§ **Task directions**
Nothing may be dropped or altered: reproduce all the data.

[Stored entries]
________________________
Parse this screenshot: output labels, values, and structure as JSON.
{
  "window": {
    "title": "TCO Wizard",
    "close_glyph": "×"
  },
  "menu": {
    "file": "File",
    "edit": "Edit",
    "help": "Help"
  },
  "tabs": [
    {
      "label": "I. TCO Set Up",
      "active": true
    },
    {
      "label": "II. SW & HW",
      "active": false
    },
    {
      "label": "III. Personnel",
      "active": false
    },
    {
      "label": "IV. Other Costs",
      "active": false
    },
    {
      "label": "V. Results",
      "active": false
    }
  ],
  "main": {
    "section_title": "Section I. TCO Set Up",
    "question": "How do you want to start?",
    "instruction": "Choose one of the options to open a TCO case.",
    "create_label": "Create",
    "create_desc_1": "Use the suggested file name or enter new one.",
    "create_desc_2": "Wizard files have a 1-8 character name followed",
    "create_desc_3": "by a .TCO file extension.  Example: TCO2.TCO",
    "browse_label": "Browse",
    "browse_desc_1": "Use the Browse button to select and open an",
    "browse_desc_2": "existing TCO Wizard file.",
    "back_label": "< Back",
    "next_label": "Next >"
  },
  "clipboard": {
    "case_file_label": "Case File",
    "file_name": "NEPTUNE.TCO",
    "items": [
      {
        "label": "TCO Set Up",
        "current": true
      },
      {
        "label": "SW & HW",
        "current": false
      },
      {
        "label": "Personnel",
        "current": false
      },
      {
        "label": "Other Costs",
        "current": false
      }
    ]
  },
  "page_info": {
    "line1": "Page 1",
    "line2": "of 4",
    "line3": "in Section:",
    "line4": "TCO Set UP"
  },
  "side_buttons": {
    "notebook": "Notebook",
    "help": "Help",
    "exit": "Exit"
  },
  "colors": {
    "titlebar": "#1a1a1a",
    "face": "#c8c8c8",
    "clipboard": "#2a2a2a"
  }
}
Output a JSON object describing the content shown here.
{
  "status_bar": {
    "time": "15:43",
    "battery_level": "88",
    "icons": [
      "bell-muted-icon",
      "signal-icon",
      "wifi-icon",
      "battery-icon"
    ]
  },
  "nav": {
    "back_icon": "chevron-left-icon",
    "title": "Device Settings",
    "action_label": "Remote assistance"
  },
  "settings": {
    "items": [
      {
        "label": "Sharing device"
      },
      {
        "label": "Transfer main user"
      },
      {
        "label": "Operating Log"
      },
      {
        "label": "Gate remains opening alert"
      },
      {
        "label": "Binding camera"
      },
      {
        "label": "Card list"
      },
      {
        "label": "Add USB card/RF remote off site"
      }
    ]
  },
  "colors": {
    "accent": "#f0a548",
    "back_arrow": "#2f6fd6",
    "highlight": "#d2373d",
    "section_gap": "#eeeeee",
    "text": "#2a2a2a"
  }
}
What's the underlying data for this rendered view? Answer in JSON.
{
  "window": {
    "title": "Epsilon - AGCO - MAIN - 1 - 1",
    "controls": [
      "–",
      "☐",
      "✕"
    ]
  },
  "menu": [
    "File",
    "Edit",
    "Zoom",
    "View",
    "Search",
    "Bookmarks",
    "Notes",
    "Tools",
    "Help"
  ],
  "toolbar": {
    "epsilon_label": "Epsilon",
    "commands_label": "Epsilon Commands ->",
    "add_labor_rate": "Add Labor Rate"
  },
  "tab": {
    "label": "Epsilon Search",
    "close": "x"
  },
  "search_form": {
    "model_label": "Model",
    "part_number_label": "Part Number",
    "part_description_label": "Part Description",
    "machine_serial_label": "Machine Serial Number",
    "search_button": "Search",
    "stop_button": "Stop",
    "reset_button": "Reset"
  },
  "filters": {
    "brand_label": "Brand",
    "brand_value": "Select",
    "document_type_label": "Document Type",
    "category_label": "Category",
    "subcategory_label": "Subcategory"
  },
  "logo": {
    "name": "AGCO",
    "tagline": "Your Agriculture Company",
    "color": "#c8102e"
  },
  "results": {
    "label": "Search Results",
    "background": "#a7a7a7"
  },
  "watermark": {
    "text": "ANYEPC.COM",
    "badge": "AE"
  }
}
________________________
§ **Response**
Parse this screenshot: output labels, values, and structure as JSON.
{
  "window": {
    "title": "TCO Wizard",
    "close_glyph": "×"
  },
  "menu": {
    "file": "File",
    "edit": "Edit",
    "help": "Help"
  },
  "tabs": [
    {
      "label": "I. TCO Set Up",
      "active": true
    },
    {
      "label": "II. SW & HW",
      "active": false
    },
    {
      "label": "III. Personnel",
      "active": false
    },
    {
      "label": "IV. Other Costs",
      "active": false
    },
    {
      "label": "V. Results",
      "active": false
    }
  ],
  "main": {
    "section_title": "Section I. TCO Set Up",
    "question": "How do you want to start?",
    "instruction": "Choose one of the options to open a TCO case.",
    "create_label": "Create",
    "create_desc_1": "Use the suggested file name or enter new one.",
    "create_desc_2": "Wizard files have a 1-8 character name followed",
    "create_desc_3": "by a .TCO file extension.  Example: TCO2.TCO",
    "browse_label": "Browse",
    "browse_desc_1": "Use the Browse button to select and open an",
    "browse_desc_2": "existing TCO Wizard file.",
    "back_label": "< Back",
    "next_label": "Next >"
  },
  "clipboard": {
    "case_file_label": "Case File",
    "file_name": "NEPTUNE.TCO",
    "items": [
      {
        "label": "TCO Set Up",
        "current": true
      },
      {
        "label": "SW & HW",
        "current": false
      },
      {
        "label": "Personnel",
        "current": false
      },
      {
        "label": "Other Costs",
        "current": false
      }
    ]
  },
  "page_info": {
    "line1": "Page 1",
    "line2": "of 4",
    "line3": "in Section:",
    "line4": "TCO Set UP"
  },
  "side_buttons": {
    "notebook": "Notebook",
    "help": "Help",
    "exit": "Exit"
  },
  "colors": {
    "titlebar": "#1a1a1a",
    "face": "#c8c8c8",
    "clipboard": "#2a2a2a"
  }
}
Output a JSON object describing the content shown here.
{
  "status_bar": {
    "time": "15:43",
    "battery_level": "88",
    "icons": [
      "bell-muted-icon",
      "signal-icon",
      "wifi-icon",
      "battery-icon"
    ]
  },
  "nav": {
    "back_icon": "chevron-left-icon",
    "title": "Device Settings",
    "action_label": "Remote assistance"
  },
  "settings": {
    "items": [
      {
        "label": "Sharing device"
      },
      {
        "label": "Transfer main user"
      },
      {
        "label": "Operating Log"
      },
      {
        "label": "Gate remains opening alert"
      },
      {
        "label": "Binding camera"
      },
      {
        "label": "Card list"
      },
      {
        "label": "Add USB card/RF remote off site"
      }
    ]
  },
  "colors": {
    "accent": "#f0a548",
    "back_arrow": "#2f6fd6",
    "highlight": "#d2373d",
    "section_gap": "#eeeeee",
    "text": "#2a2a2a"
  }
}
What's the underlying data for this rendered view? Answer in JSON.
{
  "window": {
    "title": "Epsilon - AGCO - MAIN - 1 - 1",
    "controls": [
      "–",
      "☐",
      "✕"
    ]
  },
  "menu": [
    "File",
    "Edit",
    "Zoom",
    "View",
    "Search",
    "Bookmarks",
    "Notes",
    "Tools",
    "Help"
  ],
  "toolbar": {
    "epsilon_label": "Epsilon",
    "commands_label": "Epsilon Commands ->",
    "add_labor_rate": "Add Labor Rate"
  },
  "tab": {
    "label": "Epsilon Search",
    "close": "x"
  },
  "search_form": {
    "model_label": "Model",
    "part_number_label": "Part Number",
    "part_description_label": "Part Description",
    "machine_serial_label": "Machine Serial Number",
    "search_button": "Search",
    "stop_button": "Stop",
    "reset_button": "Reset"
  },
  "filters": {
    "brand_label": "Brand",
    "brand_value": "Select",
    "document_type_label": "Document Type",
    "category_label": "Category",
    "subcategory_label": "Subcategory"
  },
  "logo": {
    "name": "AGCO",
    "tagline": "Your Agriculture Company",
    "color": "#c8102e"
  },
  "results": {
    "label": "Search Results",
    "background": "#a7a7a7"
  },
  "watermark": {
    "text": "ANYEPC.COM",
    "badge": "AE"
  }
}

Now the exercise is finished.